§ STATED GOAL:
Verbatim output of all the material below is required.
%%
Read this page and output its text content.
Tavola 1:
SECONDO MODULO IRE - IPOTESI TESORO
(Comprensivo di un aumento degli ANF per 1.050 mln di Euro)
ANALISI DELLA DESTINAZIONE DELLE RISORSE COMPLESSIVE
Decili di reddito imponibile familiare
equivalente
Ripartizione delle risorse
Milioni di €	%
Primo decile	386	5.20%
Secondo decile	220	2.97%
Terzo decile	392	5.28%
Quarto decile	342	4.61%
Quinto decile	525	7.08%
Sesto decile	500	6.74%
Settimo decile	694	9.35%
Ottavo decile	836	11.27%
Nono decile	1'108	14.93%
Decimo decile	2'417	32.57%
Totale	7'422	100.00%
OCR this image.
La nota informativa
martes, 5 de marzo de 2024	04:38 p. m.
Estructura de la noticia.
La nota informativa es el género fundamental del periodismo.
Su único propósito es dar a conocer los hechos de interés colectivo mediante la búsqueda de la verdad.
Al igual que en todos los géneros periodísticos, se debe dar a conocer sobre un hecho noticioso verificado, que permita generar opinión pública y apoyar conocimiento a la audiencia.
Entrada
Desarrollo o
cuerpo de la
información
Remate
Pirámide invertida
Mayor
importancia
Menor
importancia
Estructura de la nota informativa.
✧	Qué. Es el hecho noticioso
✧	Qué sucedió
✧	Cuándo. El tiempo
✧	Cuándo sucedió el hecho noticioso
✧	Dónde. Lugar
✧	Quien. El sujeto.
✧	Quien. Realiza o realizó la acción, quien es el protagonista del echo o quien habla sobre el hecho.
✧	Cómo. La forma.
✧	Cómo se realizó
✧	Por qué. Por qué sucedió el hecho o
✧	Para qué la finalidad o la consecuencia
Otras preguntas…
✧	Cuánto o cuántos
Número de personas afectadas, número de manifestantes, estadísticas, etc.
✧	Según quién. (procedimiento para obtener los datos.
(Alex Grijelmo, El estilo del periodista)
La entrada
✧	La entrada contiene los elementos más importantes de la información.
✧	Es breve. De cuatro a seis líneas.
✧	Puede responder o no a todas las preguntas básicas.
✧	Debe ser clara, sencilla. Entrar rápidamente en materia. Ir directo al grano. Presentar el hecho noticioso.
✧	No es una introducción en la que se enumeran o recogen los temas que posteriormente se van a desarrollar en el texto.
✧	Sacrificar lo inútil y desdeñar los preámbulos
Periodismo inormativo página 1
%%
§ EXERCISE SOLUTION:
Read this page and output its text content.
Tavola 1:
SECONDO MODULO IRE - IPOTESI TESORO
(Comprensivo di un aumento degli ANF per 1.050 mln di Euro)
ANALISI DELLA DESTINAZIONE DELLE RISORSE COMPLESSIVE
Decili di reddito imponibile familiare
equivalente
Ripartizione delle risorse
Milioni di €	%
Primo decile	386	5.20%
Secondo decile	220	2.97%
Terzo decile	392	5.28%
Quarto decile	342	4.61%
Quinto decile	525	7.08%
Sesto decile	500	6.74%
Settimo decile	694	9.35%
Ottavo decile	836	11.27%
Nono decile	1'108	14.93%
Decimo decile	2'417	32.57%
Totale	7'422	100.00%
OCR this image.
La nota informativa
martes, 5 de marzo de 2024	04:38 p. m.
Estructura de la noticia.
La nota informativa es el género fundamental del periodismo.
Su único propósito es dar a conocer los hechos de interés colectivo mediante la búsqueda de la verdad.
Al igual que en todos los géneros periodísticos, se debe dar a conocer sobre un hecho noticioso verificado, que permita generar opinión pública y apoyar conocimiento a la audiencia.
Entrada
Desarrollo o
cuerpo de la
información
Remate
Pirámide invertida
Mayor
importancia
Menor
importancia
Estructura de la nota informativa.
✧	Qué. Es el hecho noticioso
✧	Qué sucedió
✧	Cuándo. El tiempo
✧	Cuándo sucedió el hecho noticioso
✧	Dónde. Lugar
✧	Quien. El sujeto.
✧	Quien. Realiza o realizó la acción, quien es el protagonista del echo o quien habla sobre el hecho.
✧	Cómo. La forma.
✧	Cómo se realizó
✧	Por qué. Por qué sucedió el hecho o
✧	Para qué la finalidad o la consecuencia
Otras preguntas…
✧	Cuánto o cuántos
Número de personas afectadas, número de manifestantes, estadísticas, etc.
✧	Según quién. (procedimiento para obtener los datos.
(Alex Grijelmo, El estilo del periodista)
La entrada
✧	La entrada contiene los elementos más importantes de la información.
✧	Es breve. De cuatro a seis líneas.
✧	Puede responder o no a todas las preguntas básicas.
✧	Debe ser clara, sencilla. Entrar rápidamente en materia. Ir directo al grano. Presentar el hecho noticioso.
✧	No es una introducción en la que se enumeran o recogen los temas que posteriormente se van a desarrollar en el texto.
✧	Sacrificar lo inútil y desdeñar los preámbulos
Periodismo inormativo página 1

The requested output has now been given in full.